JOBS:
#1 Answer these from the forum thread on T2i shutter speed:
(a) What maximum sync speed does 1000_Islander give?
(b) Which flash does dimakuzmich say they have?
(c) What are the two moving halves of the shutter referred to as?
#2 In the records, output everything from the line containing "266, 93, 300]" down to the line containing "750, 134, 765]" as a Markdown table with the columns Row and Entry, numbering the rows from 1.

SUPPLIED TEXT:
============

# please help with t2i shutter speed



## samcolby (Apr 12, 2012)

when i'm using the built in flash, it will only let me set a maximum shutter speed of 1/200, even in tv mode. is this just because the flash is built in? thanks


----------



## 1000_Islander (Apr 12, 2012)

Yes, the max sync speed is 1/200 sec


----------



## samcolby (Apr 12, 2012)

oh ok, thanks, but with an external flash i would be able to set the shutter speed faster right?


----------



## LuckySe7en (Apr 12, 2012)

I have an external flash and I can only go up to 200 as well.  But I've never used if off camera so that may change things


----------



## Rgollar (Apr 12, 2012)

Once I put my external flash on it allows me to higher than 200.


----------



## marmots (Apr 12, 2012)

if you have an external flash, and put it on high speed sync, you can bump the shutterspeed higher


----------



## Overread (Apr 12, 2012)

!

It's only 9 or so mins long but that video gives you an easy to understand explanation for why you can't shoot faster than 1/200sec with your flash. If you find you get lost a little in some of the descriptions don't give up; just let it run its course and then watch it again to let the important parts sink into your mind.

In a very short version of an answer without explanation (because I'd only be repeating the video and leaving bits out) you can't shoot faster than your flash sync speed on a camera; that stands for any flash be it a built in pop-up or an external or a big studio flash. 1/200sec is your limit. However some will have a highspeed sync mode which will let you shoot faster, but the flash power will be significantly reduced as a result - good for fill lighting, but not quite strong enough for flash dominated shooting (unless you use more flashes) .


----------



## dimakuzmich (Apr 12, 2012)

it is always like that, with on camera flashes, you just got to work with you ISO or Apeture, i have the canon 580ex ii speed light flash and it can only let me go up to 200 max for the shutter speed,


----------



## TCampbell (Apr 14, 2012)

Here's the deal.  The focal plane shutter on the camera has to mechanically open and then later close the shutter.  The shutter takes time to move.  Each camera has a maximum flash-sync speed.  For your camera that speed is 1/200th.  This is the amount of time it takes for the focal plane shutter to open completely.  

It turns out the shutter has two moving halves referred to as "curtains".  You'd think the two halves would meet in the middle, but this doesn't give an even exposure.  Instead, they start at one edge.  The first curtain opens... The second curtain just sits still.  After the exposure is complete, the second curtain closes.   This is how it works when the shutter speed is at or slower than the sync speed (1/200th in your case).

============

DATA FOR THE TASK:

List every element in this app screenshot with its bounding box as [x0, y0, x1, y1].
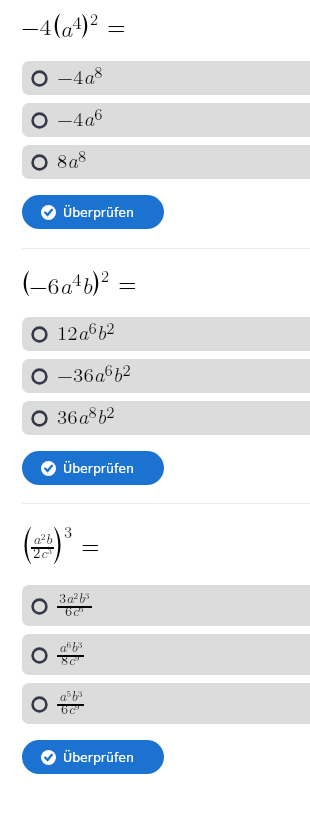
staticText: −6a4b	[29, 266, 93, 300]
staticText: 6c6	[65, 601, 84, 620]
staticText: 36a8b2	[57, 401, 115, 430]
staticText: Überprüfen	[63, 461, 134, 476]
staticText: −4a8	[57, 61, 103, 90]
staticText: 3	[64, 521, 73, 543]
staticText: a5b3	[59, 686, 83, 705]
button[interactable]: a6b3	[22, 634, 310, 675]
staticText: a2b	[33, 528, 53, 548]
button[interactable]: a5b3	[22, 683, 310, 724]
button[interactable]: Überprüfen	[22, 740, 164, 774]
button[interactable]: 36a8b2	[22, 401, 310, 435]
staticText: 6c9	[61, 699, 80, 718]
button[interactable]: 3a2b3	[22, 585, 310, 626]
staticText: Überprüfen	[63, 750, 134, 765]
staticText: −36a6b2	[57, 359, 131, 388]
staticText: =	[73, 529, 100, 561]
staticText: 8a8	[57, 145, 87, 174]
staticText: a4	[60, 9, 82, 43]
button[interactable]: −36a6b2	[22, 359, 310, 393]
staticText: −4	[21, 10, 52, 42]
button[interactable]: 8a8	[22, 145, 310, 179]
staticText: 2	[101, 265, 110, 287]
staticText: 2	[90, 8, 99, 30]
button[interactable]: Überprüfen	[22, 195, 164, 229]
staticText: 3a2b3	[59, 588, 90, 607]
button[interactable]: Überprüfen	[22, 451, 164, 485]
staticText: 2c3	[33, 542, 53, 562]
staticText: 12a6b2	[57, 317, 115, 346]
staticText: −4a6	[57, 103, 103, 132]
staticText: a6b3	[59, 637, 83, 656]
staticText: 8c9	[61, 650, 80, 669]
staticText: =	[110, 267, 137, 299]
button[interactable]: −4a6	[22, 103, 310, 137]
button[interactable]: 12a6b2	[22, 317, 310, 351]
staticText: Überprüfen	[63, 205, 134, 220]
staticText: =	[99, 10, 126, 42]
button[interactable]: −4a8	[22, 61, 310, 95]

============

COMPLETE ANSWERS:
#1
(a) 1/200 sec
(b) The canon 580ex ii speed light flash
(c) "Curtains"

#2
| Row | Entry |
|---|---|
| 1 | staticText: −6a4b	[29, 266, 93, 300] |
| 2 | staticText: 6c6	[65, 601, 84, 620] |
| 3 | staticText: 36a8b2	[57, 401, 115, 430] |
| 4 | staticText: Überprüfen	[63, 461, 134, 476] |
| 5 | staticText: −4a8	[57, 61, 103, 90] |
| 6 | staticText: 3	[64, 521, 73, 543] |
| 7 | staticText: a5b3	[59, 686, 83, 705] |
| 8 | button[interactable]: a6b3	[22, 634, 310, 675] |
| 9 | staticText: a2b	[33, 528, 53, 548] |
| 10 | button[interactable]: a5b3	[22, 683, 310, 724] |
| 11 | button[interactable]: Überprüfen	[22, 740, 164, 774] |
| 12 | button[interactable]: 36a8b2	[22, 401, 310, 435] |
| 13 | staticText: 6c9	[61, 699, 80, 718] |
| 14 | button[interactable]: 3a2b3	[22, 585, 310, 626] |
| 15 | staticText: Überprüfen	[63, 750, 134, 765] |